> [Set exercise]
Determine how many lines include the word "weight", then give that number and nothing more.

> [Given entries]
↓

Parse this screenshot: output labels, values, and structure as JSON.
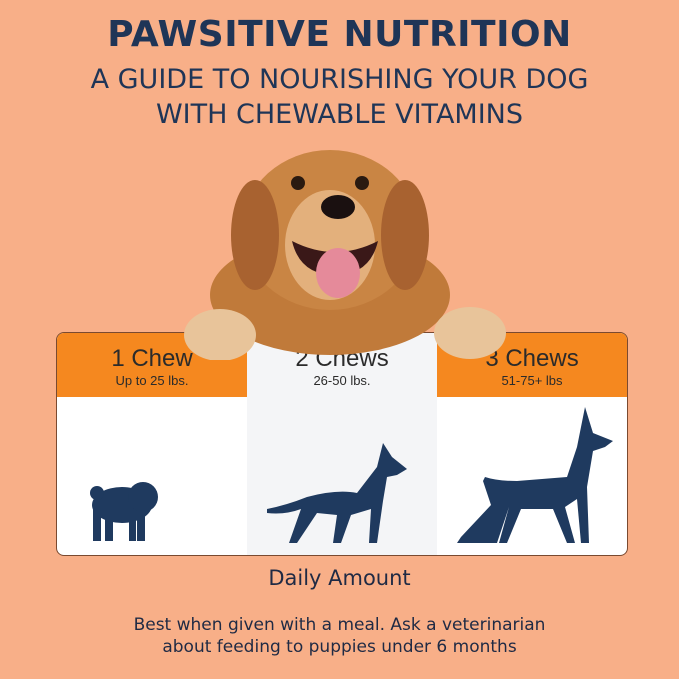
{
  "header": {
    "title": "PAWSITIVE NUTRITION",
    "subtitle_line1": "A GUIDE TO NOURISHING YOUR DOG",
    "subtitle_line2": "WITH CHEWABLE VITAMINS"
  },
  "dosage": [
    {
      "amount": "1 Chew",
      "weight": "Up to 25 lbs.",
      "icon": "small-dog-silhouette"
    },
    {
      "amount": "2 Chews",
      "weight": "26-50 lbs.",
      "icon": "medium-dog-silhouette"
    },
    {
      "amount": "3 Chews",
      "weight": "51-75+ lbs",
      "icon": "large-dog-silhouette"
    }
  ],
  "caption": "Daily Amount",
  "note_line1": "Best when given with a meal. Ask a veterinarian",
  "note_line2": "about feeding to puppies under 6 months",
  "colors": {
    "background": "#F8AF88",
    "accent": "#F5881F",
    "navy": "#1F3557"
  }
}
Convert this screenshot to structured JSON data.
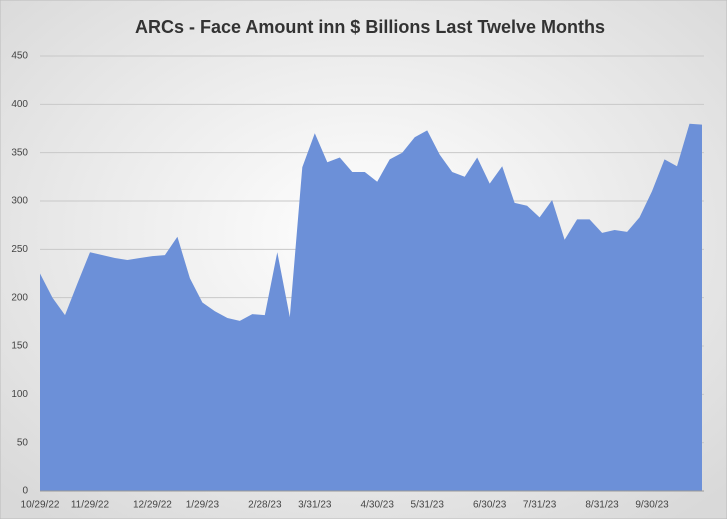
{
  "chart_data": {
    "type": "area",
    "title": "ARCs - Face Amount inn $ Billions Last Twelve Months",
    "categories": [
      "10/29/22",
      null,
      null,
      null,
      "11/29/22",
      null,
      null,
      null,
      null,
      "12/29/22",
      null,
      null,
      null,
      "1/29/23",
      null,
      null,
      null,
      null,
      "2/28/23",
      null,
      null,
      null,
      "3/31/23",
      null,
      null,
      null,
      null,
      "4/30/23",
      null,
      null,
      null,
      "5/31/23",
      null,
      null,
      null,
      null,
      "6/30/23",
      null,
      null,
      null,
      "7/31/23",
      null,
      null,
      null,
      null,
      "8/31/23",
      null,
      null,
      null,
      "9/30/23",
      null,
      null,
      null,
      null
    ],
    "values": [
      225,
      200,
      182,
      215,
      247,
      244,
      241,
      239,
      241,
      243,
      244,
      263,
      220,
      195,
      186,
      179,
      176,
      183,
      182,
      247,
      180,
      335,
      370,
      340,
      345,
      330,
      330,
      320,
      343,
      350,
      366,
      373,
      348,
      330,
      325,
      345,
      318,
      336,
      298,
      295,
      283,
      301,
      260,
      281,
      281,
      267,
      270,
      268,
      283,
      310,
      343,
      336,
      380,
      379
    ],
    "color": "#6c90d8",
    "ylim": [
      0,
      450
    ],
    "yticks": [
      0,
      50,
      100,
      150,
      200,
      250,
      300,
      350,
      400,
      450
    ],
    "grid": true
  }
}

↑

> [Result]
3